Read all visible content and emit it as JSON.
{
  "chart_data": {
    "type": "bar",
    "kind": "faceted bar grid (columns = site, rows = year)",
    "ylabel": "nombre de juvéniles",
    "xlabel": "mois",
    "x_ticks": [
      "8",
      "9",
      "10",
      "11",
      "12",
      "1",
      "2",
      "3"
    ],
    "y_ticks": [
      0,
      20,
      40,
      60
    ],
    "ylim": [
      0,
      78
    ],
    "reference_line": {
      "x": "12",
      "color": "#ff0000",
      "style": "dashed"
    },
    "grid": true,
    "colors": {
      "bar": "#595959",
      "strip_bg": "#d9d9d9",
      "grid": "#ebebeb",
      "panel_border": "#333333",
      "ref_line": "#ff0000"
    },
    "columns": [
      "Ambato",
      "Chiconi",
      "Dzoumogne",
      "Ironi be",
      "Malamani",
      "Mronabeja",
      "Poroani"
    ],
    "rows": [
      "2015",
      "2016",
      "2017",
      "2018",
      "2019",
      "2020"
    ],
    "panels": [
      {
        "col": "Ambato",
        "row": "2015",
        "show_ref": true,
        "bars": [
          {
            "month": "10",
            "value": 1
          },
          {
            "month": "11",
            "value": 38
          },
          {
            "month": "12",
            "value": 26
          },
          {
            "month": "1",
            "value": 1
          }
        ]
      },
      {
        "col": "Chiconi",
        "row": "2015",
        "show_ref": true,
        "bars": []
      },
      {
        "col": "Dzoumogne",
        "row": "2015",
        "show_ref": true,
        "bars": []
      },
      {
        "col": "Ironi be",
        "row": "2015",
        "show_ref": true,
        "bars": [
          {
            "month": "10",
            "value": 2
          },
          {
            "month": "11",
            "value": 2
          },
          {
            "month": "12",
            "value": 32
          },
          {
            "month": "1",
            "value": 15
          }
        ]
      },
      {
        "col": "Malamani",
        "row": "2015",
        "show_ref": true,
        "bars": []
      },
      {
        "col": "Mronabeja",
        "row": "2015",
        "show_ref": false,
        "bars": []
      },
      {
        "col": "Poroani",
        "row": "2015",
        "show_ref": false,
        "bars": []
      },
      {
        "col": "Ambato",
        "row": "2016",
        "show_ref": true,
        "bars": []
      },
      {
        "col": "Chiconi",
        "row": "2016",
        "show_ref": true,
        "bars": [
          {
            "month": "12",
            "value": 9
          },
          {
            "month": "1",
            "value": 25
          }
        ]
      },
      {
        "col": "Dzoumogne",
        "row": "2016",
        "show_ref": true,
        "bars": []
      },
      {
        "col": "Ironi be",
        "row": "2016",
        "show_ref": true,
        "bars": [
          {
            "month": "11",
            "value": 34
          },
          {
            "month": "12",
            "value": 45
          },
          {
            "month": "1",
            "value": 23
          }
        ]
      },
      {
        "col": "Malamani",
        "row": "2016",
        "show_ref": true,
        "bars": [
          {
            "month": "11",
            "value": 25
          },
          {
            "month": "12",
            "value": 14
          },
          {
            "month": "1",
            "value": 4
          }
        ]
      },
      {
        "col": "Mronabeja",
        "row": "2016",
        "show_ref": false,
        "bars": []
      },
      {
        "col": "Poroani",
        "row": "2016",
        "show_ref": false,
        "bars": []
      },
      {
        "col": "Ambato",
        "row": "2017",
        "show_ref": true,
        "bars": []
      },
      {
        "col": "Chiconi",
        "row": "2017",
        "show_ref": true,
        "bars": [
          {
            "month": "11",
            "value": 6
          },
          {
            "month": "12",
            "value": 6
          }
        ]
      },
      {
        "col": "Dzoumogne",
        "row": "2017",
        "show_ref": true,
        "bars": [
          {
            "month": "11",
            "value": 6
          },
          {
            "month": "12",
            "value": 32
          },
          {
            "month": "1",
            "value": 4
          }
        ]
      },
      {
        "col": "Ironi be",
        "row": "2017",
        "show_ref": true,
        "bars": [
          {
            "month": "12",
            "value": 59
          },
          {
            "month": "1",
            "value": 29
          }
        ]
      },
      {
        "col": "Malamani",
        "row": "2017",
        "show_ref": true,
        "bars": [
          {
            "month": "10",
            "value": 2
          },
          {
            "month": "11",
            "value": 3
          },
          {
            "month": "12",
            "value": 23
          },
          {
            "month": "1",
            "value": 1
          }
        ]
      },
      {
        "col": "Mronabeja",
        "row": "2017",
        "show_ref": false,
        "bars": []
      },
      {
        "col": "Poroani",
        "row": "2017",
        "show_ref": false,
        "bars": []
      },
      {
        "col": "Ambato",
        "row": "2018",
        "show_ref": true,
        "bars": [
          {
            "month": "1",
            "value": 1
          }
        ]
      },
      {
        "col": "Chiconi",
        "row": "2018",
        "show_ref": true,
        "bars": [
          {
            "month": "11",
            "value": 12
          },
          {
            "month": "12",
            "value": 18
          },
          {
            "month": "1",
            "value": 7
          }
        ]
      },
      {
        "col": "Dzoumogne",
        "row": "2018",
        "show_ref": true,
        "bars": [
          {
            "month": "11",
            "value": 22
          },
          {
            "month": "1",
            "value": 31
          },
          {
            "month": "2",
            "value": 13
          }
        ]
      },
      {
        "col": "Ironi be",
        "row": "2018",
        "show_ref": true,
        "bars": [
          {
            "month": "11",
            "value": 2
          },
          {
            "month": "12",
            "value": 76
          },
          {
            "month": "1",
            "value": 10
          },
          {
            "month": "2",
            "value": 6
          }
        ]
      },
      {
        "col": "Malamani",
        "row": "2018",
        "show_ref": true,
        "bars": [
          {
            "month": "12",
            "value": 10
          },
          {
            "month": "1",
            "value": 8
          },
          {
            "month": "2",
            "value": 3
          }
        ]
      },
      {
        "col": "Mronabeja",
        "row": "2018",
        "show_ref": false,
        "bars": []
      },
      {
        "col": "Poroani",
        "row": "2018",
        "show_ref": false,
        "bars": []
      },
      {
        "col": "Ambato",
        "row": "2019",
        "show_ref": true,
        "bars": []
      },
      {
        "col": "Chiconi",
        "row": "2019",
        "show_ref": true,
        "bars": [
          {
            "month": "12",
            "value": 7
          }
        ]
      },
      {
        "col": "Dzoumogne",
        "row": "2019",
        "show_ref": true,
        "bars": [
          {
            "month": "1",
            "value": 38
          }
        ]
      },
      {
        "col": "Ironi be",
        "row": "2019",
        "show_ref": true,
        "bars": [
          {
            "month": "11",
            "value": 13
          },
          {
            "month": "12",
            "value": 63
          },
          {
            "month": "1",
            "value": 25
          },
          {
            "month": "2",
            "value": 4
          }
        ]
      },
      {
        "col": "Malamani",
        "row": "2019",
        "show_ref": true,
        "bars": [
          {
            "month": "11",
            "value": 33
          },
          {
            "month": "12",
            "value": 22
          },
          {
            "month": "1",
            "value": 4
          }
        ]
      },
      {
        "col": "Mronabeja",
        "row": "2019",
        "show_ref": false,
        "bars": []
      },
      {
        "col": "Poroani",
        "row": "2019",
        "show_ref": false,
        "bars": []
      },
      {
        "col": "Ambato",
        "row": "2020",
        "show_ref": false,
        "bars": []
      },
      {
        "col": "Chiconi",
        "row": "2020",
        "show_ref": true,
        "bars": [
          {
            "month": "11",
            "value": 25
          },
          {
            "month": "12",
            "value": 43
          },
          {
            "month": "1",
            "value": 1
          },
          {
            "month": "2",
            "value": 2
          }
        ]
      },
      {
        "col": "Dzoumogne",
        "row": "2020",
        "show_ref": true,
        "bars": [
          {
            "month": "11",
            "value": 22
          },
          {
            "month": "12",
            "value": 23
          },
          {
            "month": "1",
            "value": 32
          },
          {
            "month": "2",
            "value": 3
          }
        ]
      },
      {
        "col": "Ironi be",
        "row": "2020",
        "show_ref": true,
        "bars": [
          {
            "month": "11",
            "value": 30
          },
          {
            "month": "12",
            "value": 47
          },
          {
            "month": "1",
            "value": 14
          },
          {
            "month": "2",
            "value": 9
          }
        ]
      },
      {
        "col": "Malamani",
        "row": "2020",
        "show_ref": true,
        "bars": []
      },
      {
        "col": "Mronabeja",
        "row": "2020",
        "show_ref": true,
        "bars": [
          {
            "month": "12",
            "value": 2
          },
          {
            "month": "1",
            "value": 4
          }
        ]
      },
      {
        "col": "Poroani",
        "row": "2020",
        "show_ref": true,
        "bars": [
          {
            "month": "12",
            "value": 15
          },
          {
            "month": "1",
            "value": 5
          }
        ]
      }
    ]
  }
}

WHAT THE EXERCISE ASKS: Pull out each line of the listing that holds the string "rows".

EXERCISE RESPONSE:
    "kind": "faceted bar grid (columns = site, rows = year)",
    "rows": [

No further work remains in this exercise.